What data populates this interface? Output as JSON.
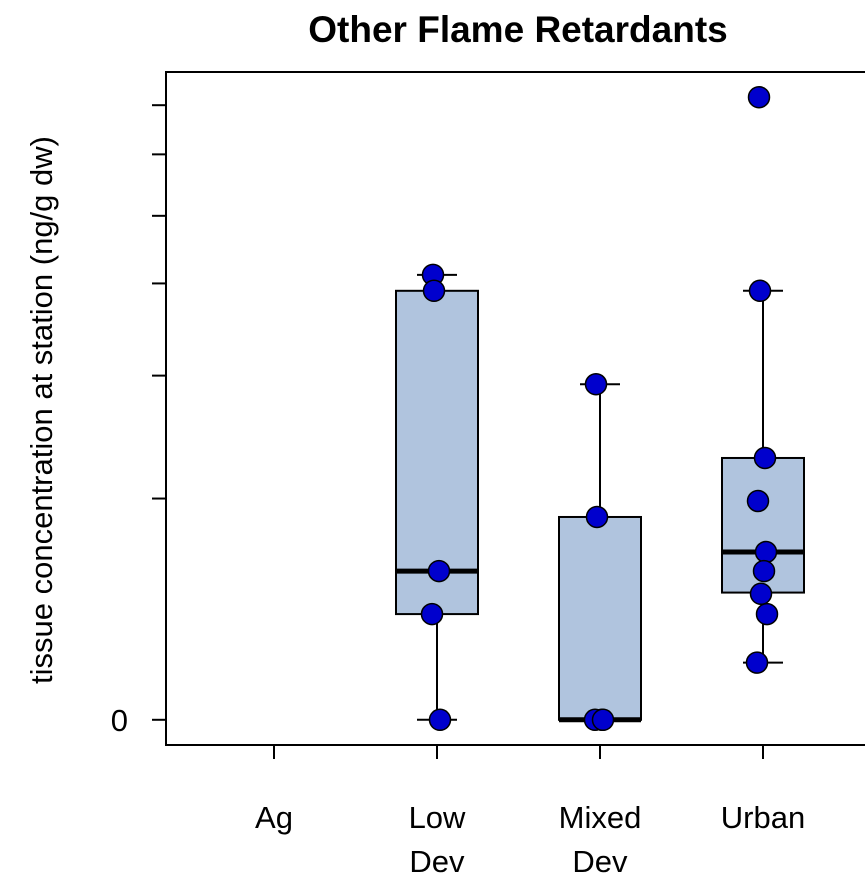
{
  "chart_data": {
    "type": "box",
    "title": "Other Flame Retardants",
    "y_label": "tissue concentration at station (ng/g dw)",
    "categories": [
      "Ag",
      "Low\nDev",
      "Mixed\nDev",
      "Urban"
    ],
    "ylim": [
      -4.1,
      105.4
    ],
    "yticks": [
      0,
      {
        "value": 36
      },
      {
        "value": 56
      },
      {
        "value": 71
      },
      {
        "value": 82
      },
      {
        "value": 92
      },
      {
        "value": 100
      }
    ],
    "box_color": "#b0c4de",
    "point_color": "#0000cd",
    "boxes": [
      null,
      {
        "whisker_low": 0,
        "q1": 17.2,
        "median": 24.2,
        "q3": 69.8,
        "whisker_high": 72.4
      },
      {
        "whisker_low": 0,
        "q1": 0,
        "median": 0,
        "q3": 33,
        "whisker_high": 54.6
      },
      {
        "whisker_low": 9.3,
        "q1": 20.7,
        "median": 27.3,
        "q3": 42.6,
        "whisker_high": 69.8
      }
    ],
    "points": [
      [],
      [
        72.4,
        69.8,
        24.2,
        17.2,
        0
      ],
      [
        54.6,
        33,
        0,
        0,
        0
      ],
      [
        101.3,
        69.8,
        42.6,
        35.6,
        27.3,
        24.2,
        20.5,
        17.2,
        9.3
      ]
    ]
  }
}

» **WHAT THIS TASK INVOLVES**
The pictures in the entries should be left out; output everything else exactly.

» **TASK OUTPUT**
What data populates this interface? Output as JSON.
{
  "chart_data": {
    "type": "box",
    "title": "Other Flame Retardants",
    "y_label": "tissue concentration at station (ng/g dw)",
    "categories": [
      "Ag",
      "Low\nDev",
      "Mixed\nDev",
      "Urban"
    ],
    "ylim": [
      -4.1,
      105.4
    ],
    "yticks": [
      0,
      {
        "value": 36
      },
      {
        "value": 56
      },
      {
        "value": 71
      },
      {
        "value": 82
      },
      {
        "value": 92
      },
      {
        "value": 100
      }
    ],
    "box_color": "#b0c4de",
    "point_color": "#0000cd",
    "boxes": [
      null,
      {
        "whisker_low": 0,
        "q1": 17.2,
        "median": 24.2,
        "q3": 69.8,
        "whisker_high": 72.4
      },
      {
        "whisker_low": 0,
        "q1": 0,
        "median": 0,
        "q3": 33,
        "whisker_high": 54.6
      },
      {
        "whisker_low": 9.3,
        "q1": 20.7,
        "median": 27.3,
        "q3": 42.6,
        "whisker_high": 69.8
      }
    ],
    "points": [
      [],
      [
        72.4,
        69.8,
        24.2,
        17.2,
        0
      ],
      [
        54.6,
        33,
        0,
        0,
        0
      ],
      [
        101.3,
        69.8,
        42.6,
        35.6,
        27.3,
        24.2,
        20.5,
        17.2,
        9.3
      ]
    ]
  }
}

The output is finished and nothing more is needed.